→ **YOUR TASK**: Copy out all lines where "العزيز" appears.

→ **DATA SECTION**:
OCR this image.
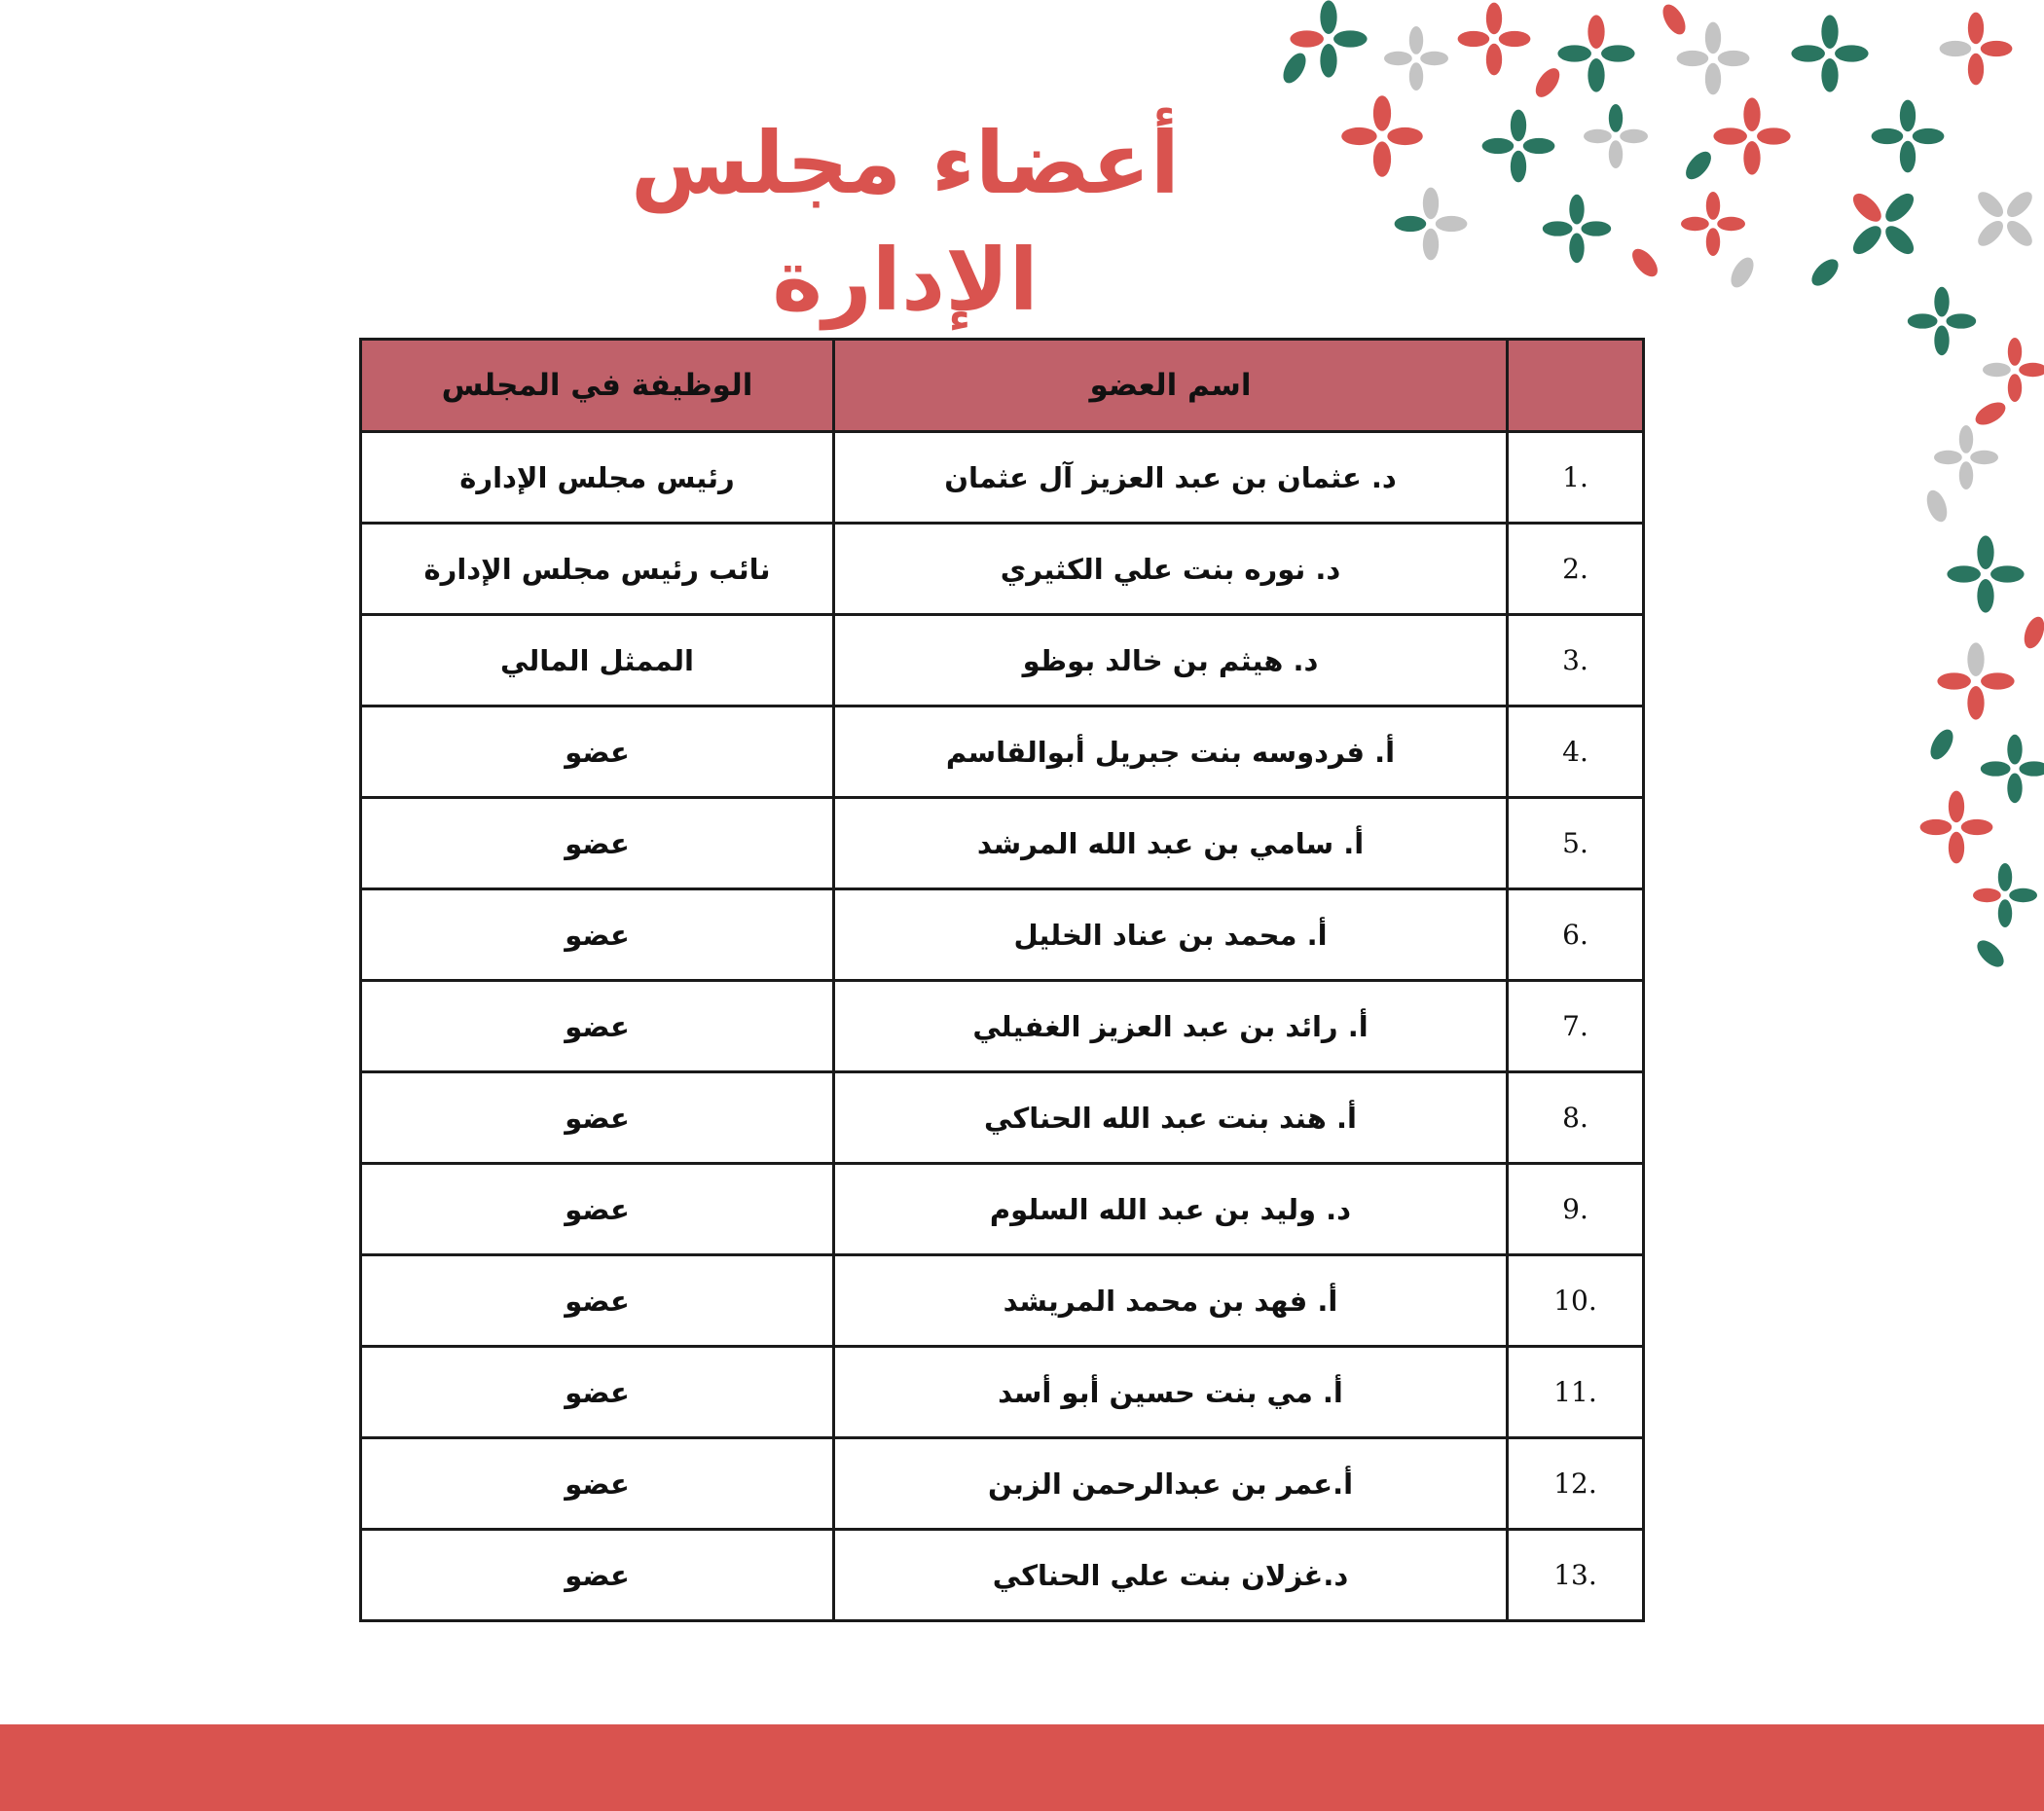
أعضاء مجلس الإدارة
	اسم العضو	الوظيفة في المجلس
.1	د. عثمان بن عبد العزيز آل عثمان	رئيس مجلس الإدارة
.2	د. نوره بنت علي الكثيري	نائب رئيس مجلس الإدارة
.3	د. هيثم بن خالد بوظو	الممثل المالي
.4	أ. فردوسه بنت جبريل أبوالقاسم	عضو
.5	أ. سامي بن عبد الله المرشد	عضو
.6	أ. محمد بن عناد الخليل	عضو
.7	أ. رائد بن عبد العزيز الغفيلي	عضو
.8	أ. هند بنت عبد الله الحناكي	عضو
.9	د. وليد بن عبد الله السلوم	عضو
.10	أ. فهد بن محمد المريشد	عضو
.11	أ. مي بنت حسين أبو أسد	عضو
.12	أ.عمر بن عبدالرحمن الزبن	عضو
.13	د.غزلان بنت علي الحناكي	عضو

→ **SOLUTION TO THE PROBLEM**:
.1	د. عثمان بن عبد العزيز آل عثمان	رئيس مجلس الإدارة
.7	أ. رائد بن عبد العزيز الغفيلي	عضو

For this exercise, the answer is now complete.